** Start **
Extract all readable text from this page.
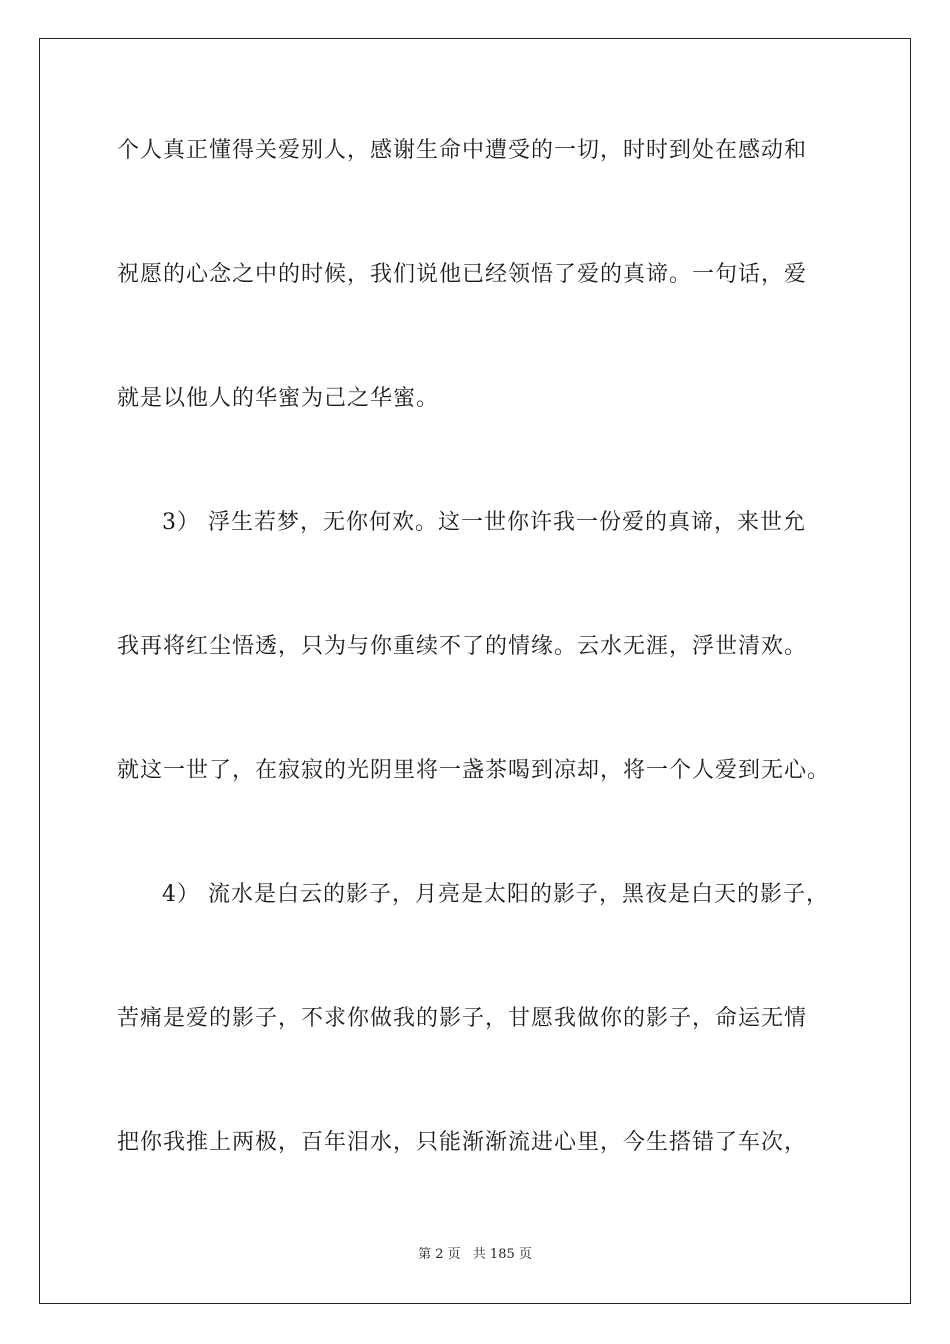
个人真正懂得关爱别人，感谢生命中遭受的一切，时时到处在感动和
祝愿的心念之中的时候，我们说他已经领悟了爱的真谛。一句话，爱
就是以他人的华蜜为己之华蜜。
3） 浮生若梦，无你何欢。这一世你许我一份爱的真谛，来世允
我再将红尘悟透，只为与你重续不了的情缘。云水无涯，浮世清欢。
就这一世了，在寂寂的光阴里将一盏茶喝到凉却，将一个人爱到无心。
4） 流水是白云的影子，月亮是太阳的影子，黑夜是白天的影子，
苦痛是爱的影子，不求你做我的影子，甘愿我做你的影子，命运无情
把你我推上两极，百年泪水，只能渐渐流进心里，今生搭错了车次，
第 2 页 共 185 页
** End **
[PROBLEM STATEMENT] Print every entry above again without changing a word, and omit the pictures.

[CORRECT RESULT]
Extract all readable text from this page.
个人真正懂得关爱别人，感谢生命中遭受的一切，时时到处在感动和
祝愿的心念之中的时候，我们说他已经领悟了爱的真谛。一句话，爱
就是以他人的华蜜为己之华蜜。
3） 浮生若梦，无你何欢。这一世你许我一份爱的真谛，来世允
我再将红尘悟透，只为与你重续不了的情缘。云水无涯，浮世清欢。
就这一世了，在寂寂的光阴里将一盏茶喝到凉却，将一个人爱到无心。
4） 流水是白云的影子，月亮是太阳的影子，黑夜是白天的影子，
苦痛是爱的影子，不求你做我的影子，甘愿我做你的影子，命运无情
把你我推上两极，百年泪水，只能渐渐流进心里，今生搭错了车次，
第 2 页 共 185 页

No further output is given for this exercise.